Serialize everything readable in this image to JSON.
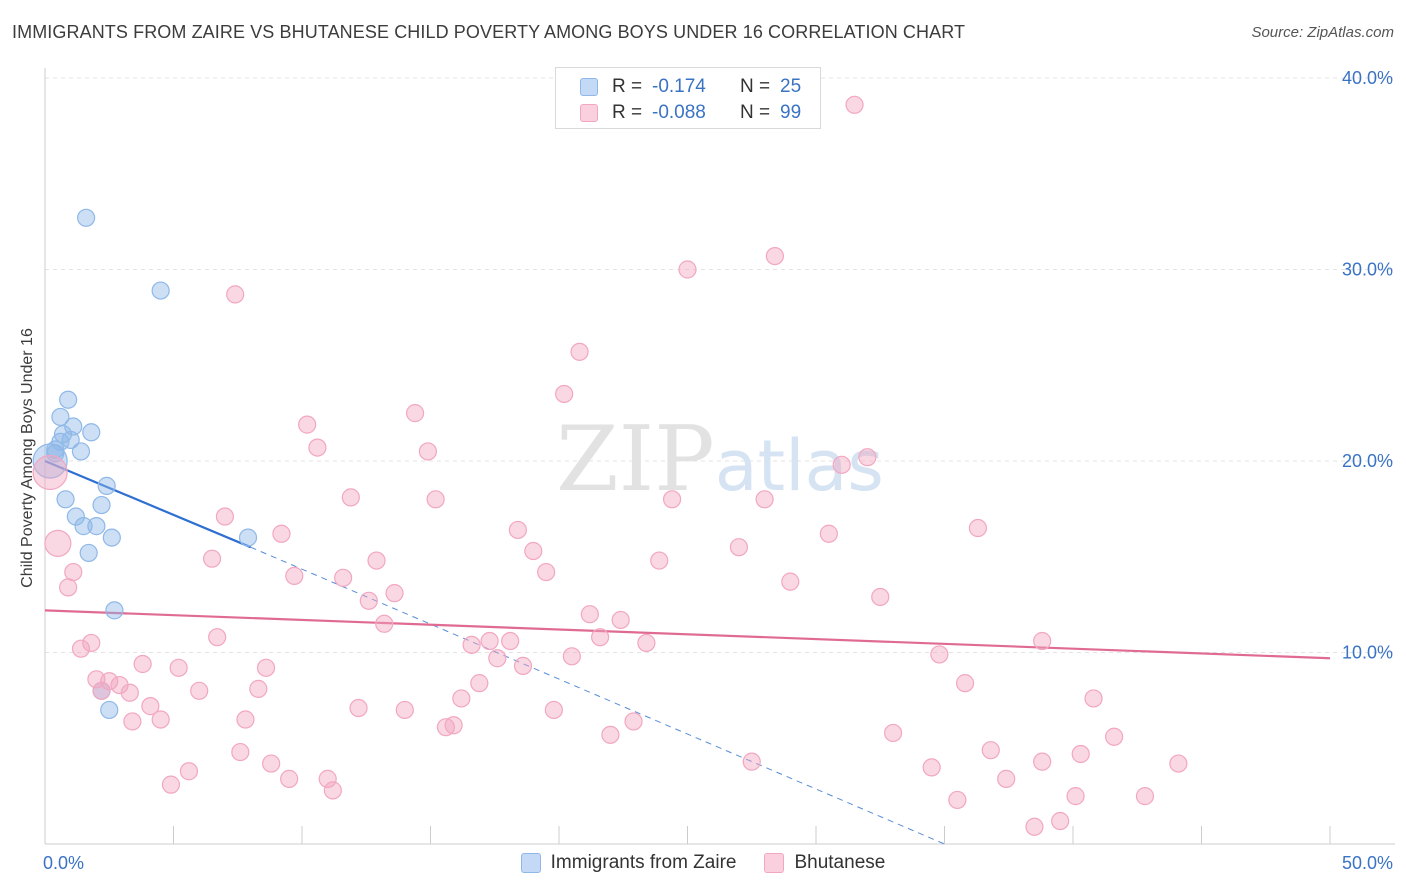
{
  "chart_data": {
    "type": "scatter",
    "title": "IMMIGRANTS FROM ZAIRE VS BHUTANESE CHILD POVERTY AMONG BOYS UNDER 16 CORRELATION CHART",
    "source": "Source: ZipAtlas.com",
    "watermark": "ZIPatlas",
    "xlabel": "",
    "ylabel": "Child Poverty Among Boys Under 16",
    "xlim": [
      0,
      50
    ],
    "ylim": [
      0,
      40
    ],
    "x_tick_labels": [
      "0.0%",
      "50.0%"
    ],
    "y_tick_labels": [
      "10.0%",
      "20.0%",
      "30.0%",
      "40.0%"
    ],
    "y_ticks": [
      10,
      20,
      30,
      40
    ],
    "legend": {
      "r_label": "R =",
      "n_label": "N =",
      "entries": [
        {
          "r": "-0.174",
          "n": "25"
        },
        {
          "r": "-0.088",
          "n": "99"
        }
      ]
    },
    "series": [
      {
        "name": "Immigrants from Zaire",
        "color": "#8fb8e8",
        "line_color": "#2e6fd1",
        "trend": {
          "x": [
            0,
            8
          ],
          "y": [
            20.0,
            15.5
          ],
          "dashed_to": [
            35,
            0
          ]
        },
        "points": [
          [
            0.2,
            20.0
          ],
          [
            0.4,
            20.6
          ],
          [
            0.4,
            20.4
          ],
          [
            0.6,
            21.0
          ],
          [
            0.6,
            22.3
          ],
          [
            0.7,
            21.4
          ],
          [
            0.8,
            18.0
          ],
          [
            0.9,
            23.2
          ],
          [
            1.0,
            21.1
          ],
          [
            1.1,
            21.8
          ],
          [
            1.2,
            17.1
          ],
          [
            1.4,
            20.5
          ],
          [
            1.5,
            16.6
          ],
          [
            1.6,
            32.7
          ],
          [
            1.7,
            15.2
          ],
          [
            1.8,
            21.5
          ],
          [
            2.0,
            16.6
          ],
          [
            2.2,
            17.7
          ],
          [
            2.4,
            18.7
          ],
          [
            2.6,
            16.0
          ],
          [
            2.7,
            12.2
          ],
          [
            2.2,
            8.0
          ],
          [
            2.5,
            7.0
          ],
          [
            4.5,
            28.9
          ],
          [
            7.9,
            16.0
          ]
        ]
      },
      {
        "name": "Bhutanese",
        "color": "#f2a7c0",
        "line_color": "#e06b92",
        "trend": {
          "x": [
            0,
            50
          ],
          "y": [
            12.2,
            9.7
          ]
        },
        "points": [
          [
            0.2,
            19.4
          ],
          [
            0.5,
            15.7
          ],
          [
            0.9,
            13.4
          ],
          [
            1.1,
            14.2
          ],
          [
            1.4,
            10.2
          ],
          [
            1.8,
            10.5
          ],
          [
            2.0,
            8.6
          ],
          [
            2.2,
            8.0
          ],
          [
            2.5,
            8.5
          ],
          [
            2.9,
            8.3
          ],
          [
            3.3,
            7.9
          ],
          [
            3.4,
            6.4
          ],
          [
            3.8,
            9.4
          ],
          [
            4.1,
            7.2
          ],
          [
            4.5,
            6.5
          ],
          [
            4.9,
            3.1
          ],
          [
            5.2,
            9.2
          ],
          [
            5.6,
            3.8
          ],
          [
            6.0,
            8.0
          ],
          [
            6.5,
            14.9
          ],
          [
            6.7,
            10.8
          ],
          [
            7.0,
            17.1
          ],
          [
            7.4,
            28.7
          ],
          [
            7.6,
            4.8
          ],
          [
            7.8,
            6.5
          ],
          [
            8.3,
            8.1
          ],
          [
            8.6,
            9.2
          ],
          [
            8.8,
            4.2
          ],
          [
            9.2,
            16.2
          ],
          [
            9.5,
            3.4
          ],
          [
            9.7,
            14.0
          ],
          [
            10.2,
            21.9
          ],
          [
            10.6,
            20.7
          ],
          [
            11.0,
            3.4
          ],
          [
            11.2,
            2.8
          ],
          [
            11.6,
            13.9
          ],
          [
            11.9,
            18.1
          ],
          [
            12.2,
            7.1
          ],
          [
            12.6,
            12.7
          ],
          [
            12.9,
            14.8
          ],
          [
            13.2,
            11.5
          ],
          [
            13.6,
            13.1
          ],
          [
            14.0,
            7.0
          ],
          [
            14.4,
            22.5
          ],
          [
            14.9,
            20.5
          ],
          [
            15.2,
            18.0
          ],
          [
            15.6,
            6.1
          ],
          [
            15.9,
            6.2
          ],
          [
            16.2,
            7.6
          ],
          [
            16.6,
            10.4
          ],
          [
            16.9,
            8.4
          ],
          [
            17.3,
            10.6
          ],
          [
            17.6,
            9.7
          ],
          [
            18.1,
            10.6
          ],
          [
            18.4,
            16.4
          ],
          [
            18.6,
            9.3
          ],
          [
            19.0,
            15.3
          ],
          [
            19.5,
            14.2
          ],
          [
            19.8,
            7.0
          ],
          [
            20.2,
            23.5
          ],
          [
            20.5,
            9.8
          ],
          [
            20.8,
            25.7
          ],
          [
            21.2,
            12.0
          ],
          [
            21.6,
            10.8
          ],
          [
            22.0,
            5.7
          ],
          [
            22.4,
            11.7
          ],
          [
            22.9,
            6.4
          ],
          [
            23.4,
            10.5
          ],
          [
            23.9,
            14.8
          ],
          [
            24.4,
            18.0
          ],
          [
            25.0,
            30.0
          ],
          [
            27.0,
            15.5
          ],
          [
            27.5,
            4.3
          ],
          [
            28.0,
            18.0
          ],
          [
            28.4,
            30.7
          ],
          [
            29.0,
            13.7
          ],
          [
            30.5,
            16.2
          ],
          [
            31.0,
            19.8
          ],
          [
            31.5,
            38.6
          ],
          [
            32.0,
            20.2
          ],
          [
            32.5,
            12.9
          ],
          [
            33.0,
            5.8
          ],
          [
            34.5,
            4.0
          ],
          [
            34.8,
            9.9
          ],
          [
            35.5,
            2.3
          ],
          [
            35.8,
            8.4
          ],
          [
            36.3,
            16.5
          ],
          [
            36.8,
            4.9
          ],
          [
            37.4,
            3.4
          ],
          [
            38.5,
            0.9
          ],
          [
            38.8,
            10.6
          ],
          [
            38.8,
            4.3
          ],
          [
            39.5,
            1.2
          ],
          [
            40.1,
            2.5
          ],
          [
            40.3,
            4.7
          ],
          [
            40.8,
            7.6
          ],
          [
            41.6,
            5.6
          ],
          [
            42.8,
            2.5
          ],
          [
            44.1,
            4.2
          ]
        ]
      }
    ]
  },
  "bottom_legend": {
    "items": [
      "Immigrants from Zaire",
      "Bhutanese"
    ]
  }
}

☆ ☆ ☆ ☆ ☆

In the data above, count the lines where the word "name" appears; reply with the number only.

Finished answer → 2